> [Given problem]
Write out all lines holding the word "told".

> [Material provided]
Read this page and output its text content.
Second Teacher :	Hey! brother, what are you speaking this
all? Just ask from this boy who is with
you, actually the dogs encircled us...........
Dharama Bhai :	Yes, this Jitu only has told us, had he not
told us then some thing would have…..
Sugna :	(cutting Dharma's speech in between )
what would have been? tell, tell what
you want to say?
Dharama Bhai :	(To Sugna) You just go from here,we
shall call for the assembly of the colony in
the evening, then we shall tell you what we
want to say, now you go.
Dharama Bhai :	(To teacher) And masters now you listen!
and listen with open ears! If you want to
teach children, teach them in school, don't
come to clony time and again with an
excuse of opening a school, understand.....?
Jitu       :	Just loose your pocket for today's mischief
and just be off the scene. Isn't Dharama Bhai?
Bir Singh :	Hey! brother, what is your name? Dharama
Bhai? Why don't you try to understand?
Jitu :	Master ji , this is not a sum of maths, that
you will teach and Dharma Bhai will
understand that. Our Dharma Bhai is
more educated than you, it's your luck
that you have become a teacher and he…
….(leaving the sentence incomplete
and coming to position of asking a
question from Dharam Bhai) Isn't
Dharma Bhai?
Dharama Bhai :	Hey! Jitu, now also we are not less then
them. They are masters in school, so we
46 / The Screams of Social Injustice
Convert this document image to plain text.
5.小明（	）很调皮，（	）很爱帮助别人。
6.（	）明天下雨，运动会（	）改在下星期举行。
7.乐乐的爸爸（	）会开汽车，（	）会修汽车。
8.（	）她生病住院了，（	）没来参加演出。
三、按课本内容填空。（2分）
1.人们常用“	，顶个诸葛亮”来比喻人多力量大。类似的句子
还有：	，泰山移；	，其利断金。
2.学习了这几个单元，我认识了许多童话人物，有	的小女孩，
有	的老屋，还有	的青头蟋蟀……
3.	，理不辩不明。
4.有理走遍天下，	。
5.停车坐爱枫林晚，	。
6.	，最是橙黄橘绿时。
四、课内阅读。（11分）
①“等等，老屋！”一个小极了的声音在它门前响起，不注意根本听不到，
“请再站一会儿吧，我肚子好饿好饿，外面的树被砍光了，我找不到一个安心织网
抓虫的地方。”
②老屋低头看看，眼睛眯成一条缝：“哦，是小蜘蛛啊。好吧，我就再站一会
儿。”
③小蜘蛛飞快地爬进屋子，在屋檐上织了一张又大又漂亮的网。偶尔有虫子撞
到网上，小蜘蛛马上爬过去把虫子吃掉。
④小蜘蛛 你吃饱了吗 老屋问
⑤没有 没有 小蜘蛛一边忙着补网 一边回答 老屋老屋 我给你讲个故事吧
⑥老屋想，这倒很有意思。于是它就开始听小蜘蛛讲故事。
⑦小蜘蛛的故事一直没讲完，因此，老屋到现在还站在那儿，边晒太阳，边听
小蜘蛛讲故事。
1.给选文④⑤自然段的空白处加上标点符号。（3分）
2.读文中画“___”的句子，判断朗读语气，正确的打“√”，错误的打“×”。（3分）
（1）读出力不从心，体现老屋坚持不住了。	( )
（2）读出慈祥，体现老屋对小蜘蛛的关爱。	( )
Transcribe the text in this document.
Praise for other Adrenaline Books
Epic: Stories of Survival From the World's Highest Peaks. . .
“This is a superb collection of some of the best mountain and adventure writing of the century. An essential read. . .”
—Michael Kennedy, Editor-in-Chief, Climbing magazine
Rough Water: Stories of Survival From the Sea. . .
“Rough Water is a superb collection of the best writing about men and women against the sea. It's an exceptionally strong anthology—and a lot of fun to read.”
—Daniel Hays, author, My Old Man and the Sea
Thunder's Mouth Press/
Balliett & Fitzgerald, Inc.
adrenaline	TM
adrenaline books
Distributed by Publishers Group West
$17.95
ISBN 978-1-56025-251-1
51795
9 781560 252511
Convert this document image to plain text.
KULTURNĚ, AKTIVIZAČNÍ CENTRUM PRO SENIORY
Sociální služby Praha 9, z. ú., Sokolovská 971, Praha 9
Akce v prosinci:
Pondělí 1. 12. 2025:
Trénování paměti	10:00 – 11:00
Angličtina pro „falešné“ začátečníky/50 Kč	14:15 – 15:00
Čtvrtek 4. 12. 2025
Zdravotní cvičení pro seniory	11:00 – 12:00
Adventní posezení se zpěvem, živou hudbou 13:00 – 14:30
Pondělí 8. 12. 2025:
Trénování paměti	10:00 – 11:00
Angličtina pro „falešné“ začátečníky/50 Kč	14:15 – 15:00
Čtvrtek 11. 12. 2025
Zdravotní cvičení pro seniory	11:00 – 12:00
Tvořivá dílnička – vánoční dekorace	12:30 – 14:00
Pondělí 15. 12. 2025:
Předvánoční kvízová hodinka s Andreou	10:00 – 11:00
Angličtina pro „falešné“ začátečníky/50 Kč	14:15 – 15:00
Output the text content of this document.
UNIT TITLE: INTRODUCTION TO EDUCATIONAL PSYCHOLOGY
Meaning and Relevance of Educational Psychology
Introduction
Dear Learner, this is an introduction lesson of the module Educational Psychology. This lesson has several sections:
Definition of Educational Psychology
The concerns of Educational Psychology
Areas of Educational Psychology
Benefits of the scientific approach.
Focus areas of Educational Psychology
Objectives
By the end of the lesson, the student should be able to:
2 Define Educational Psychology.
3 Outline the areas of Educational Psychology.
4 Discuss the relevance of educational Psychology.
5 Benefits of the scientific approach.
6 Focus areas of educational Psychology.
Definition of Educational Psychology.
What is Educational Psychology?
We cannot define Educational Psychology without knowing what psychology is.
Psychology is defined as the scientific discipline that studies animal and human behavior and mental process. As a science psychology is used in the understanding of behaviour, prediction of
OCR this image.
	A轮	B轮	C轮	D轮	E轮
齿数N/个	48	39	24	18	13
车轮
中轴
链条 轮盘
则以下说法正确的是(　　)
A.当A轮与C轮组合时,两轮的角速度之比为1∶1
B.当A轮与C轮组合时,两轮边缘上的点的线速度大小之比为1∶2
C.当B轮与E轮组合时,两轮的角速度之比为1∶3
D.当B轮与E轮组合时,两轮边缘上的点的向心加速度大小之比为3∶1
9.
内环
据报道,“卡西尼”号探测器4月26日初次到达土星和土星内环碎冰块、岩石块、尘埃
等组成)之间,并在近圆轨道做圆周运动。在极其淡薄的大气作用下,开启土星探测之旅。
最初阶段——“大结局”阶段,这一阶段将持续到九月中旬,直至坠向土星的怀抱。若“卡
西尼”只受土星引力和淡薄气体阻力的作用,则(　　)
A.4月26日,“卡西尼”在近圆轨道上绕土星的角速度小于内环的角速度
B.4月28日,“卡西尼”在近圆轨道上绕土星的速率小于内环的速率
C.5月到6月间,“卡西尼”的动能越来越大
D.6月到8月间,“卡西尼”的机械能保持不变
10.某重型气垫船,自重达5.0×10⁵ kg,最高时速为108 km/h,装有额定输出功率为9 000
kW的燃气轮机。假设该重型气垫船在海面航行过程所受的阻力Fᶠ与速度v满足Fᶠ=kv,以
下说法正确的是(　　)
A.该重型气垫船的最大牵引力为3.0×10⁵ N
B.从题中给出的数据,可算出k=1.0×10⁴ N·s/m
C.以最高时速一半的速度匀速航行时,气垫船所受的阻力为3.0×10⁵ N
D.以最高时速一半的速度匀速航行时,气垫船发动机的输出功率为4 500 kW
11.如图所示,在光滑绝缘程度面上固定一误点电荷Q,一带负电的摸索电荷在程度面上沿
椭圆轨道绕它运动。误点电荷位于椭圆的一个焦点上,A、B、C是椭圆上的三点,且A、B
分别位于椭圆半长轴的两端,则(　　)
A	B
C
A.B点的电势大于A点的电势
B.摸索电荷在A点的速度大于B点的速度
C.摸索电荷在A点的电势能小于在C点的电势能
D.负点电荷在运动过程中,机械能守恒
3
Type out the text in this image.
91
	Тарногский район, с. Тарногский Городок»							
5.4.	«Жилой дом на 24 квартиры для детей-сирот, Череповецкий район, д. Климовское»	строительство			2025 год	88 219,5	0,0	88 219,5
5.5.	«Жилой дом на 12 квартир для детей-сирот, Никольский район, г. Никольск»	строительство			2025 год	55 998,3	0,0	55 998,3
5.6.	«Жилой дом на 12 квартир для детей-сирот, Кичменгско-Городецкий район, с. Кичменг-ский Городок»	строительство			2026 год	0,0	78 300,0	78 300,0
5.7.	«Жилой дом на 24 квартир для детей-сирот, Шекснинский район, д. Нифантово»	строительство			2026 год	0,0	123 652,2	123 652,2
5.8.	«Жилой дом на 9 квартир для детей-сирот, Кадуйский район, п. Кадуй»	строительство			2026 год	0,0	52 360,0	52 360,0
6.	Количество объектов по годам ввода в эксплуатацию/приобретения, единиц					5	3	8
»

> [Right answer]
Dharama Bhai :	Yes, this Jitu only has told us, had he not
told us then some thing would have…..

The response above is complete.